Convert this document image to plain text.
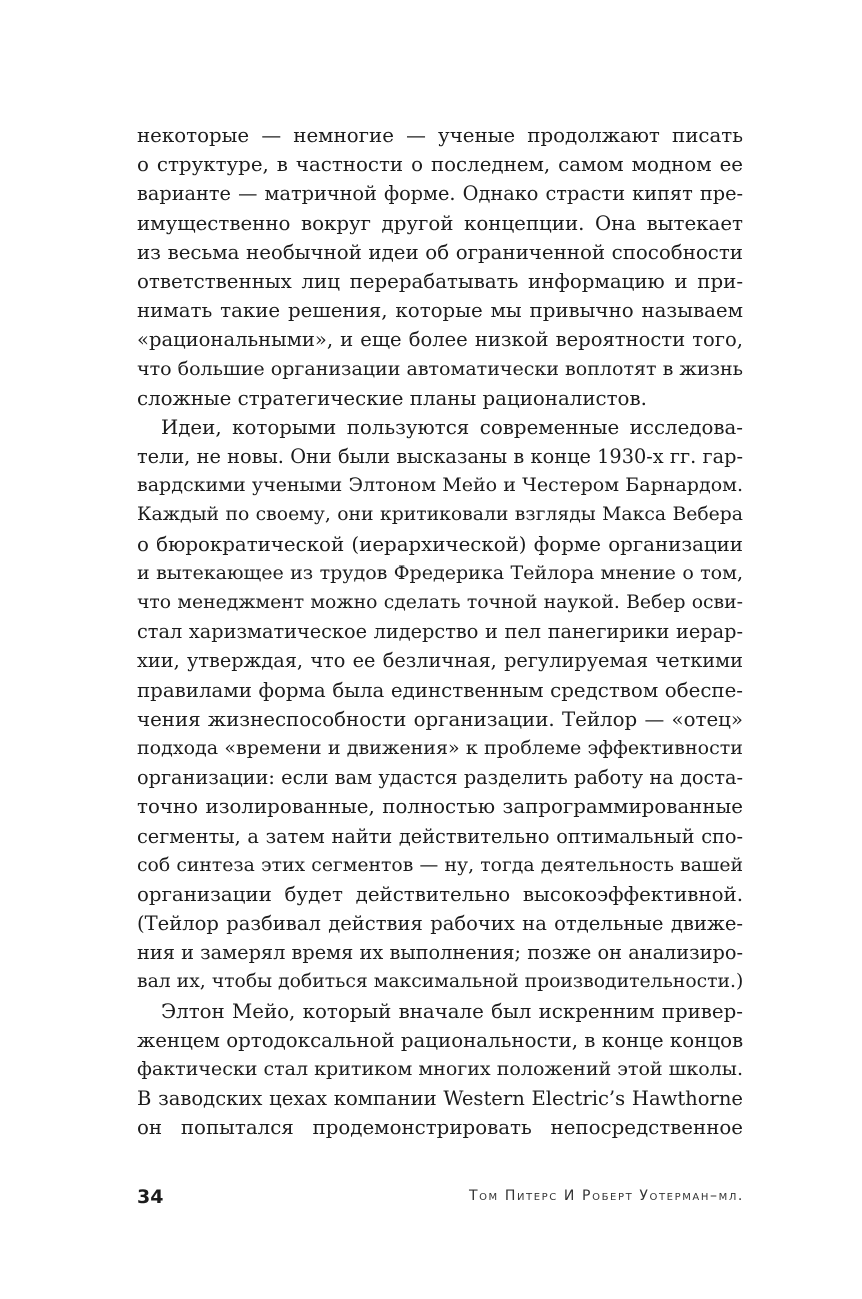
некоторые — немногие — ученые продолжают писать
о структуре, в частности о последнем, самом модном ее
варианте — матричной форме. Однако страсти кипят пре-
имущественно вокруг другой концепции. Она вытекает
из весьма необычной идеи об ограниченной способности
ответственных лиц перерабатывать информацию и при-
нимать такие решения, которые мы привычно называем
«рациональными», и еще более низкой вероятности того,
что большие организации автоматически воплотят в жизнь
сложные стратегические планы рационалистов.
Идеи, которыми пользуются современные исследова-
тели, не новы. Они были высказаны в конце 1930-х гг. гар-
вардскими учеными Элтоном Мейо и Честером Барнардом.
Каждый по своему, они критиковали взгляды Макса Вебера
о бюрократической (иерархической) форме организации
и вытекающее из трудов Фредерика Тейлора мнение о том,
что менеджмент можно сделать точной наукой. Вебер осви-
стал харизматическое лидерство и пел панегирики иерар-
хии, утверждая, что ее безличная, регулируемая четкими
правилами форма была единственным средством обеспе-
чения жизнеспособности организации. Тейлор — «отец»
подхода «времени и движения» к проблеме эффективности
организации: если вам удастся разделить работу на доста-
точно изолированные, полностью запрограммированные
сегменты, а затем найти действительно оптимальный спо-
соб синтеза этих сегментов — ну, тогда деятельность вашей
организации будет действительно высокоэффективной.
(Тейлор разбивал действия рабочих на отдельные движе-
ния и замерял время их выполнения; позже он анализиро-
вал их, чтобы добиться максимальной производительности.)
Элтон Мейо, который вначале был искренним привер-
женцем ортодоксальной рациональности, в конце концов
фактически стал критиком многих положений этой школы.
В заводских цехах компании Western Electric’s Hawthorne
он попытался продемонстрировать непосредственное
34	Том Питерс И Роберт Уотерман–мл.
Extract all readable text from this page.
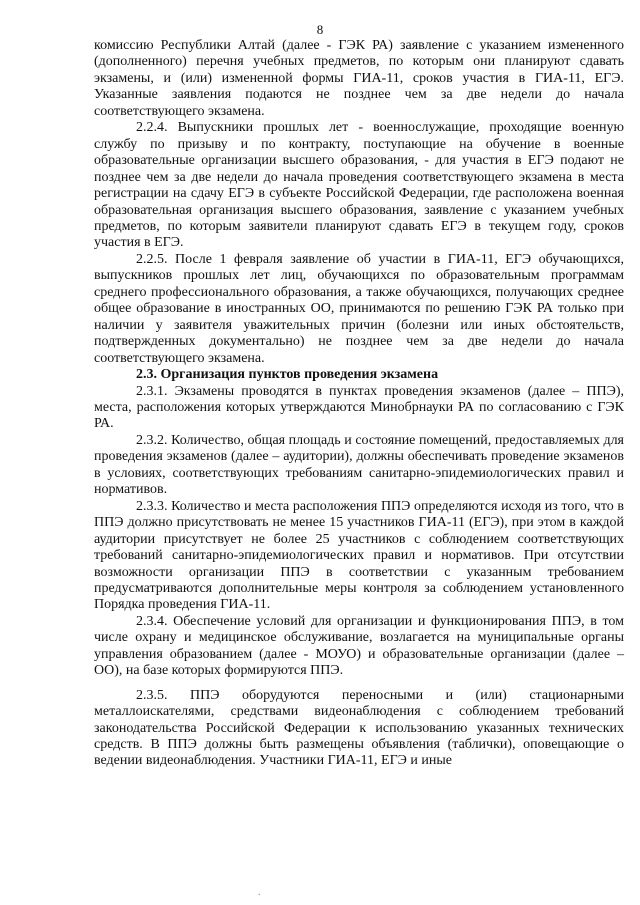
8

комиссию Республики Алтай (далее - ГЭК РА) заявление с указанием измененного (дополненного) перечня учебных предметов, по которым они планируют сдавать экзамены, и (или) измененной формы ГИА-11, сроков участия в ГИА-11, ЕГЭ. Указанные заявления подаются не позднее чем за две недели до начала соответствующего экзамена.

2.2.4. Выпускники прошлых лет - военнослужащие, проходящие военную службу по призыву и по контракту, поступающие на обучение в военные образовательные организации высшего образования, - для участия в ЕГЭ подают не позднее чем за две недели до начала проведения соответствующего экзамена в места регистрации на сдачу ЕГЭ в субъекте Российской Федерации, где расположена военная образовательная организация высшего образования, заявление с указанием учебных предметов, по которым заявители планируют сдавать ЕГЭ в текущем году, сроков участия в ЕГЭ.

2.2.5. После 1 февраля заявление об участии в ГИА-11, ЕГЭ обучающихся, выпускников прошлых лет лиц, обучающихся по образовательным программам среднего профессионального образования, а также обучающихся, получающих среднее общее образование в иностранных ОО, принимаются по решению ГЭК РА только при наличии у заявителя уважительных причин (болезни или иных обстоятельств, подтвержденных документально) не позднее чем за две недели до начала соответствующего экзамена.

2.3. Организация пунктов проведения экзамена

2.3.1. Экзамены проводятся в пунктах проведения экзаменов (далее – ППЭ), места, расположения которых утверждаются Минобрнауки РА по согласованию с ГЭК РА.

2.3.2. Количество, общая площадь и состояние помещений, предоставляемых для проведения экзаменов (далее – аудитории), должны обеспечивать проведение экзаменов в условиях, соответствующих требованиям санитарно-эпидемиологических правил и нормативов.

2.3.3. Количество и места расположения ППЭ определяются исходя из того, что в ППЭ должно присутствовать не менее 15 участников ГИА-11 (ЕГЭ), при этом в каждой аудитории присутствует не более 25 участников с соблюдением соответствующих требований санитарно-эпидемиологических правил и нормативов. При отсутствии возможности организации ППЭ в соответствии с указанным требованием предусматриваются дополнительные меры контроля за соблюдением установленного Порядка проведения ГИА-11.

2.3.4. Обеспечение условий для организации и функционирования ППЭ, в том числе охрану и медицинское обслуживание, возлагается на муниципальные органы управления образованием (далее - МОУО) и образовательные организации (далее – ОО), на базе которых формируются ППЭ.

2.3.5. ППЭ оборудуются переносными и (или) стационарными металлоискателями, средствами видеонаблюдения с соблюдением требований законодательства Российской Федерации к использованию указанных технических средств. В ППЭ должны быть размещены объявления (таблички), оповещающие о ведении видеонаблюдения. Участники ГИА-11, ЕГЭ и иные

.
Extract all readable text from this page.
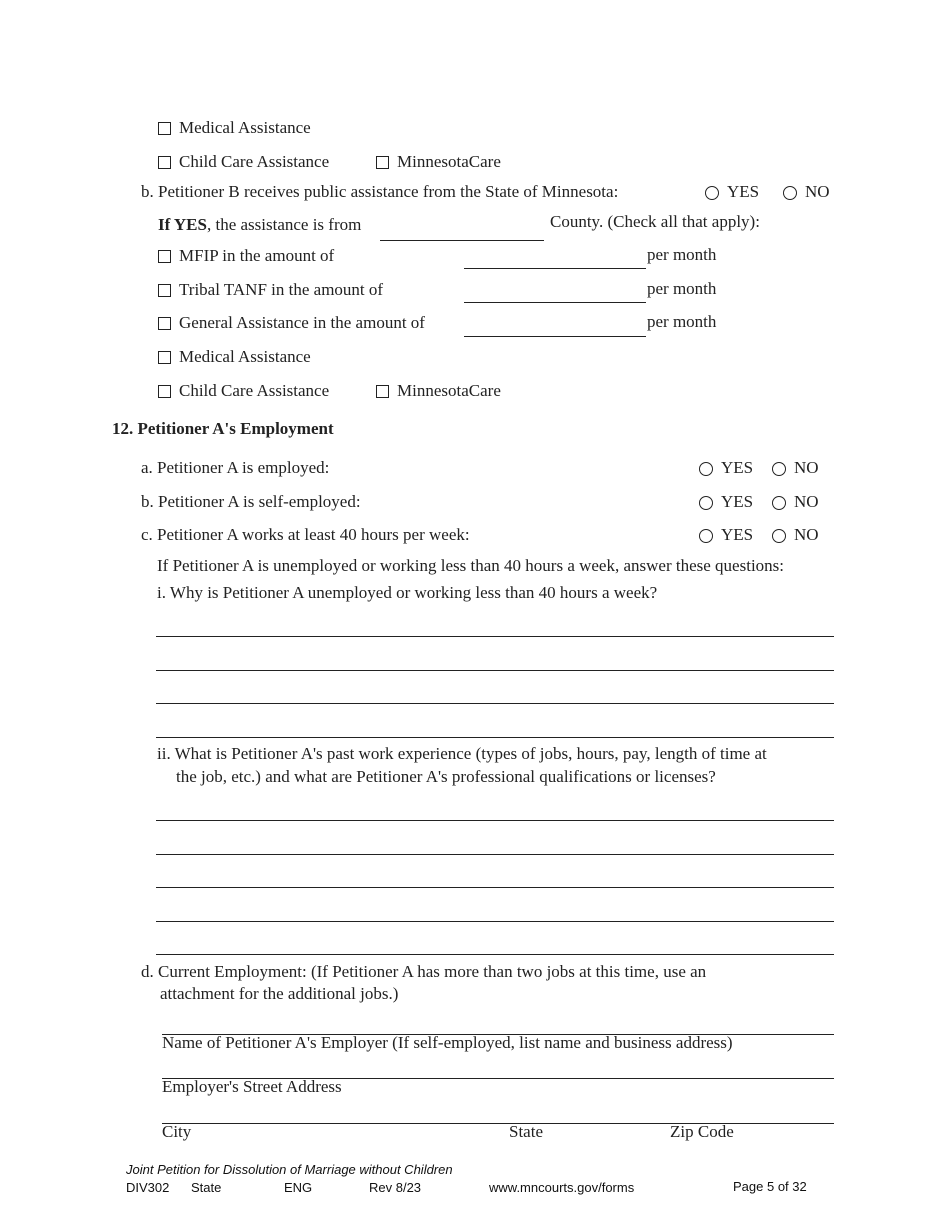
Medical Assistance
Child Care Assistance	MinnesotaCare
b. Petitioner B receives public assistance from the State of Minnesota:	YES	NO
If YES, the assistance is from	County. (Check all that apply):
MFIP in the amount of	per month
Tribal TANF in the amount of	per month
General Assistance in the amount of	per month
Medical Assistance
Child Care Assistance	MinnesotaCare
12. Petitioner A's Employment
a. Petitioner A is employed:	YES NO
b. Petitioner A is self-employed:	YES NO
c. Petitioner A works at least 40 hours per week:	YES NO
If Petitioner A is unemployed or working less than 40 hours a week, answer these questions:
i. Why is Petitioner A unemployed or working less than 40 hours a week?
ii. What is Petitioner A's past work experience (types of jobs, hours, pay, length of time at
the job, etc.) and what are Petitioner A's professional qualifications or licenses?
d. Current Employment: (If Petitioner A has more than two jobs at this time, use an
attachment for the additional jobs.)
Name of Petitioner A's Employer (If self-employed, list name and business address)
Employer's Street Address
City	State	Zip Code
Joint Petition for Dissolution of Marriage without Children
DIV302 State	ENG	Rev 8/23	www.mncourts.gov/forms	Page 5 of 32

******

▸ **PROBLEM STATEMENT**
Return solely the number of lines in the data that include the word "month".

▸ **ANSWER FOR THIS EXERCISE**
3